YOUR INSTRUCTIONS —
From the entries below, pull out each line where "décès" appears.

EXERCISE MATERIALS —
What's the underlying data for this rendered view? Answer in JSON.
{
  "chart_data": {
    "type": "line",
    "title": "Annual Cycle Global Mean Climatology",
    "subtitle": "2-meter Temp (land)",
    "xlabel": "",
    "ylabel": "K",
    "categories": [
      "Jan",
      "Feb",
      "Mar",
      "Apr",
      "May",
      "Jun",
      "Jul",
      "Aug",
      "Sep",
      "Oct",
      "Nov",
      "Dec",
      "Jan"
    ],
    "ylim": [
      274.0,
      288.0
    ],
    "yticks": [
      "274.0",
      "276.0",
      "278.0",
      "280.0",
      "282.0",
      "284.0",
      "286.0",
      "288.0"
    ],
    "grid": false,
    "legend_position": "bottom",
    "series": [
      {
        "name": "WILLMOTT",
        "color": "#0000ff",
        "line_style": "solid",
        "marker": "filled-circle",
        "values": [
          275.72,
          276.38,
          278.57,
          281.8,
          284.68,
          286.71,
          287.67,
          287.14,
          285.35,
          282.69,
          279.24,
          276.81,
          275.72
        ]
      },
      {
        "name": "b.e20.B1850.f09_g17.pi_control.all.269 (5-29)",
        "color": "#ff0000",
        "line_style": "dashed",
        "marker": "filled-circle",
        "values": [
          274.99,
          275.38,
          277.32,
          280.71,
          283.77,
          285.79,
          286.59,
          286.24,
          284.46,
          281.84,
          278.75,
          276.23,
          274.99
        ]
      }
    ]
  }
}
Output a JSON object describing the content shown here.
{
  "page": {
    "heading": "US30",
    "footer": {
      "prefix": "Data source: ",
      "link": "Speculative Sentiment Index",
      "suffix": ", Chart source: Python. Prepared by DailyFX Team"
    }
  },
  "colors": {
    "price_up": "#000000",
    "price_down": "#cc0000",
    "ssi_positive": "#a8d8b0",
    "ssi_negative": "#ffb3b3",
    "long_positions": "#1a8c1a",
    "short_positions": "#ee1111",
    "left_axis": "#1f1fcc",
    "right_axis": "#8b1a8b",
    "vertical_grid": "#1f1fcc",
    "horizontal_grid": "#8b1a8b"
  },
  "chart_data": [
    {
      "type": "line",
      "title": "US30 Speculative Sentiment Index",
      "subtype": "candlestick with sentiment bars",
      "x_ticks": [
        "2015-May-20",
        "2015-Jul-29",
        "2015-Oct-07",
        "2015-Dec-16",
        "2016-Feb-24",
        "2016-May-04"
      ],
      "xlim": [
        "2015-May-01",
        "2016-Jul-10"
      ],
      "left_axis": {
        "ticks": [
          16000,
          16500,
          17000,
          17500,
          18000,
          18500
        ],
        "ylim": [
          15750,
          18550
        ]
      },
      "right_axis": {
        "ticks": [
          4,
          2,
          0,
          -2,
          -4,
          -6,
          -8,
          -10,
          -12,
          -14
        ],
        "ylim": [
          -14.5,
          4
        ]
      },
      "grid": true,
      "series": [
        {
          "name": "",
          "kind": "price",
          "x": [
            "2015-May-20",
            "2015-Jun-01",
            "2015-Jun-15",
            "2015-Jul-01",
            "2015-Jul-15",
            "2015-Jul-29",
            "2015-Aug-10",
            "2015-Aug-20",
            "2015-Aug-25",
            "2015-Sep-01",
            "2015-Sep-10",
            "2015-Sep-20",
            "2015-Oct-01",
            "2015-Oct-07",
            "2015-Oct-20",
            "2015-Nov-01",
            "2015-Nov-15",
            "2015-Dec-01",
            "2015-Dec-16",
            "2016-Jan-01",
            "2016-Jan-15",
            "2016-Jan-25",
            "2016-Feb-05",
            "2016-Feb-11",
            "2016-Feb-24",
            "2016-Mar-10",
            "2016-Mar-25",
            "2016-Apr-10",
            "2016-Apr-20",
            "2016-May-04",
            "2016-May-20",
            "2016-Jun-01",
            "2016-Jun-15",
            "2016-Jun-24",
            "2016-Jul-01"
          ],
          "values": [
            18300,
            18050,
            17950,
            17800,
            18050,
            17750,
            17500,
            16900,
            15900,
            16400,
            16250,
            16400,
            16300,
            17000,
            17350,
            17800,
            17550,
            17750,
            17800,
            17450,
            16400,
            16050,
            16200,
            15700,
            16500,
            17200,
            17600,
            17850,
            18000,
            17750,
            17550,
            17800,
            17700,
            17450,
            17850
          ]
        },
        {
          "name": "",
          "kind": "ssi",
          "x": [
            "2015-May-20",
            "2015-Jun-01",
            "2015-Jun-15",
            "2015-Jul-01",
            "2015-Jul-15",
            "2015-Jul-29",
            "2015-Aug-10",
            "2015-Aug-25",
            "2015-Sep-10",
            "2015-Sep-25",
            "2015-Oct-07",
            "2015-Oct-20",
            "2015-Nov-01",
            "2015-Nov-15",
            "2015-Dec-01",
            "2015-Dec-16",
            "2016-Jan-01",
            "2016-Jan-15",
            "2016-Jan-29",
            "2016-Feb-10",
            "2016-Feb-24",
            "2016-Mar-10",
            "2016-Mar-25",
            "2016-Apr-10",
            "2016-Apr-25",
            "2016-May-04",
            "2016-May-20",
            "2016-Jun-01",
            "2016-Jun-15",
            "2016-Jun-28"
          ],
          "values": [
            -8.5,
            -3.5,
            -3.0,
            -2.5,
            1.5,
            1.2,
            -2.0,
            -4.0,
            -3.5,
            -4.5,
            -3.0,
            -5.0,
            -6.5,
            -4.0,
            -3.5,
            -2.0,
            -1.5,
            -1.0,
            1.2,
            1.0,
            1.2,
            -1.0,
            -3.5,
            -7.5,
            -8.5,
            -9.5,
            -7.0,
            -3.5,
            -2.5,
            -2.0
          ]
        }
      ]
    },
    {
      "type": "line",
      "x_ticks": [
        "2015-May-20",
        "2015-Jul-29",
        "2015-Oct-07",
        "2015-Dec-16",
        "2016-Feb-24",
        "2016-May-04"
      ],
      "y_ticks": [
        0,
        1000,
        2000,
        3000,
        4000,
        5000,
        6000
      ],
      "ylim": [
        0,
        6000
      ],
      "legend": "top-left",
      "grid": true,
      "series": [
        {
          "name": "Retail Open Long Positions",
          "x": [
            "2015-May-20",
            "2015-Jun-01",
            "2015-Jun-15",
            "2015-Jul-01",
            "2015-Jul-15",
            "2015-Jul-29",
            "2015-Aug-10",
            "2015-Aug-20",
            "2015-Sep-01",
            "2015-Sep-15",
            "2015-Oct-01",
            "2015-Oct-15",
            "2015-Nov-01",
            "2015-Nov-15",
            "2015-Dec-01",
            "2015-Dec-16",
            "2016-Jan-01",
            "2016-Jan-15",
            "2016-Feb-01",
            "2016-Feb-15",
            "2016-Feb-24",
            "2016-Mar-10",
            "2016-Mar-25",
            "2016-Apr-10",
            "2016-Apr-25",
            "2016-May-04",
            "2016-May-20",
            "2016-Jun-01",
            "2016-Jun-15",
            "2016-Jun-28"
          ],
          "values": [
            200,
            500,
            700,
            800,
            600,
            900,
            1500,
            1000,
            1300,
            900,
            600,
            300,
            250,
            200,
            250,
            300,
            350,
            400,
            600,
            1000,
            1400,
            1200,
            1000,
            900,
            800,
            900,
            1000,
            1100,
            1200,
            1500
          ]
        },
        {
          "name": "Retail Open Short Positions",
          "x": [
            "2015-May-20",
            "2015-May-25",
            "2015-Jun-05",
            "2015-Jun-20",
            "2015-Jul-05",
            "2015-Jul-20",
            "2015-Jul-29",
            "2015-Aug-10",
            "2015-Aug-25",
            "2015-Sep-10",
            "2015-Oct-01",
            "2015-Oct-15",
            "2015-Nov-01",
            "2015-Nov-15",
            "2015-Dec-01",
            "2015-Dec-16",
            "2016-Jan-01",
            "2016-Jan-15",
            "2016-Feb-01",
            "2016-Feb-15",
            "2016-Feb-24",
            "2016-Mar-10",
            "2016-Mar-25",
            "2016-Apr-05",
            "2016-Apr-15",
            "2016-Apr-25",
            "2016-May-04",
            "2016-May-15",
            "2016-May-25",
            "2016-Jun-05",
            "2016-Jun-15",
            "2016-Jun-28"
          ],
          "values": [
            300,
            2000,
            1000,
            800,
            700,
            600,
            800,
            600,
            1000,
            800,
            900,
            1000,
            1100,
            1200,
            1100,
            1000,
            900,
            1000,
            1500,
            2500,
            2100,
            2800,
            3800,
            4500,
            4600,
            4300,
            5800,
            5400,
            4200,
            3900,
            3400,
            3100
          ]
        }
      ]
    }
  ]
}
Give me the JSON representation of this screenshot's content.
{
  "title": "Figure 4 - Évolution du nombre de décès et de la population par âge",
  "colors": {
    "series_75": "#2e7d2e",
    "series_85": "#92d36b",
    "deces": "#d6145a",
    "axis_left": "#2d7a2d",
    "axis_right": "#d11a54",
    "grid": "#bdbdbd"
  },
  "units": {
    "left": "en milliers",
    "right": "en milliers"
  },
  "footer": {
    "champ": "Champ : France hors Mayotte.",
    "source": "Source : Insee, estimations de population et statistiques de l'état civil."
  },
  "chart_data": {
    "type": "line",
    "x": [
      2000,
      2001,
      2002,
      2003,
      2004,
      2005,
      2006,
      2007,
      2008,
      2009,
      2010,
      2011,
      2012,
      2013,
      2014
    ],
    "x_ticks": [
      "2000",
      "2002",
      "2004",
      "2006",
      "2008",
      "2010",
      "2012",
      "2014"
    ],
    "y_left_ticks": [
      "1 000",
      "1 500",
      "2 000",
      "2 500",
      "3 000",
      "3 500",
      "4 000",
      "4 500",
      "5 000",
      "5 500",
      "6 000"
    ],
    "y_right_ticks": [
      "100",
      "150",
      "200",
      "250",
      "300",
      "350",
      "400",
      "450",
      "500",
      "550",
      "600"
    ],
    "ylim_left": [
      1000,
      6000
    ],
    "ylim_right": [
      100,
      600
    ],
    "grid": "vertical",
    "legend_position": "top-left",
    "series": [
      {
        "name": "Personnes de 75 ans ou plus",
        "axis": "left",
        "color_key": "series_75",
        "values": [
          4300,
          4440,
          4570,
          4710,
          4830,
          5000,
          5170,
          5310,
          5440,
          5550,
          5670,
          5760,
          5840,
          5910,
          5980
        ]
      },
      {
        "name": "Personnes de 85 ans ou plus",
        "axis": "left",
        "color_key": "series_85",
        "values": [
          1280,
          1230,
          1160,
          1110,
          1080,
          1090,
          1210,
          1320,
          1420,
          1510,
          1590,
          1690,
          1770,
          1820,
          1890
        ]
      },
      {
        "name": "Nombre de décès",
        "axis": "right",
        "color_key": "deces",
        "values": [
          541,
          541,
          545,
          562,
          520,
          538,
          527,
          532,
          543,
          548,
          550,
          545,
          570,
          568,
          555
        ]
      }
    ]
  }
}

RESPONSE TO THIS EXERCISE —
  "title": "Figure 4 - Évolution du nombre de décès et de la population par âge",
        "name": "Nombre de décès",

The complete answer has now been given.